WHAT IS BEING ASKED:
Transcribe the material verbatim in full; the pictures do not belong in the copy.

++++++++++

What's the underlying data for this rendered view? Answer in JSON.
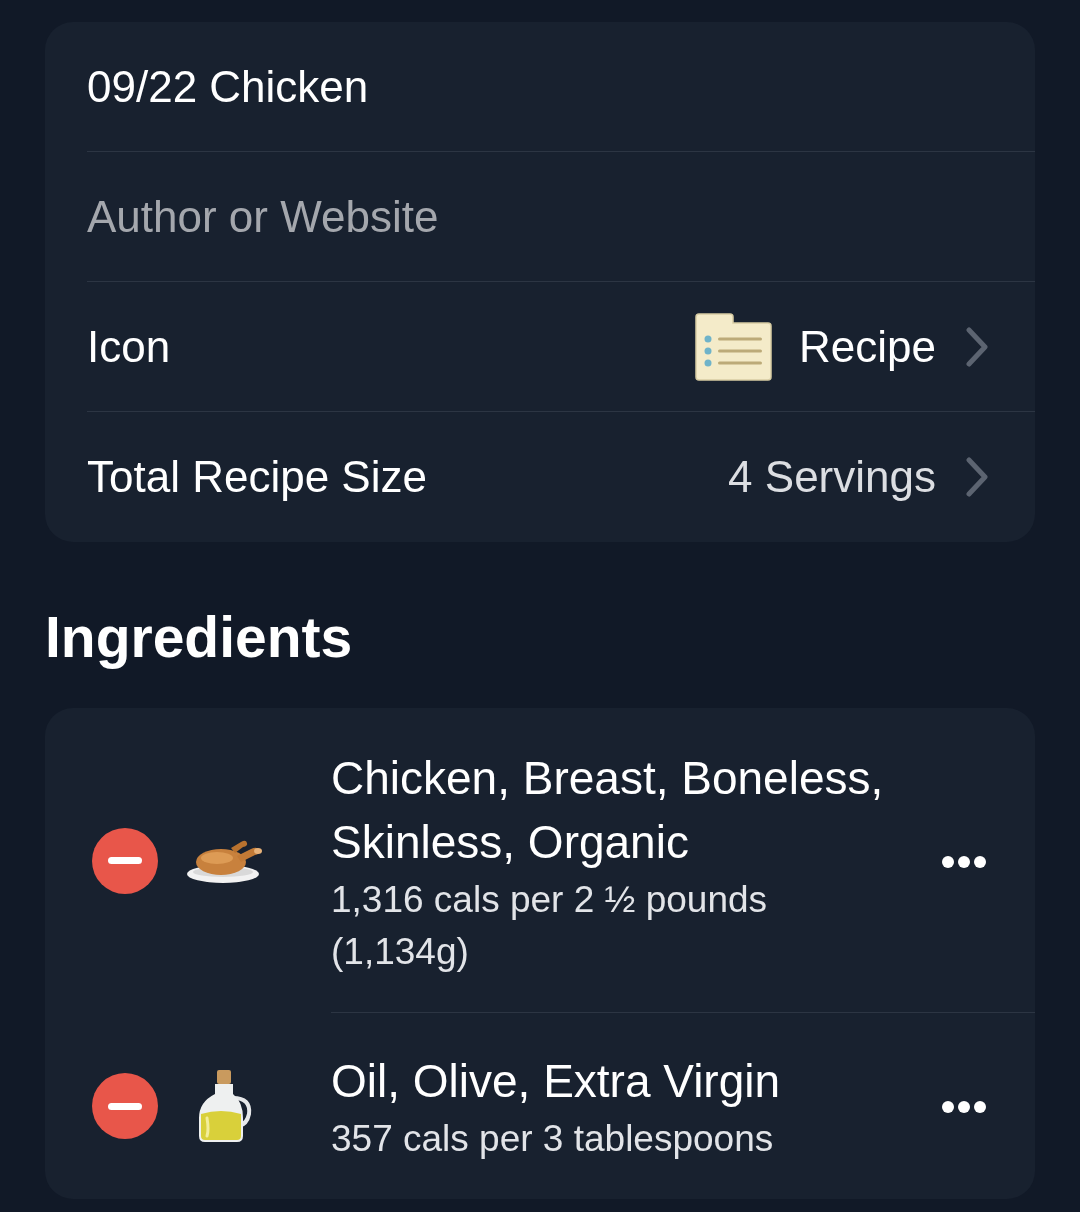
{
  "recipe_form": {
    "name_field": {
      "value": "09/22 Chicken"
    },
    "author_field": {
      "placeholder": "Author or Website"
    },
    "rows": [
      {
        "kind": "icon",
        "label": "Icon",
        "value": "Recipe"
      },
      {
        "kind": "size",
        "label": "Total Recipe Size",
        "value": "4 Servings"
      }
    ]
  },
  "ingredients": {
    "heading": "Ingredients",
    "items": [
      {
        "kind": "chicken",
        "name": "Chicken, Breast, Boneless, Skinless, Organic",
        "detail": "1,316 cals per 2 ½ pounds (1,134g)"
      },
      {
        "kind": "oil",
        "name": "Oil, Olive, Extra Virgin",
        "detail": "357 cals per 3 tablespoons"
      }
    ]
  }
}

++++++++++

COMPLETE ANSWER:
What's the underlying data for this rendered view? Answer in JSON.
{
  "recipe_form": {
    "name_field": {
      "value": "09/22 Chicken"
    },
    "author_field": {
      "placeholder": "Author or Website"
    },
    "rows": [
      {
        "kind": "icon",
        "label": "Icon",
        "value": "Recipe"
      },
      {
        "kind": "size",
        "label": "Total Recipe Size",
        "value": "4 Servings"
      }
    ]
  },
  "ingredients": {
    "heading": "Ingredients",
    "items": [
      {
        "kind": "chicken",
        "name": "Chicken, Breast, Boneless, Skinless, Organic",
        "detail": "1,316 cals per 2 ½ pounds (1,134g)"
      },
      {
        "kind": "oil",
        "name": "Oil, Olive, Extra Virgin",
        "detail": "357 cals per 3 tablespoons"
      }
    ]
  }
}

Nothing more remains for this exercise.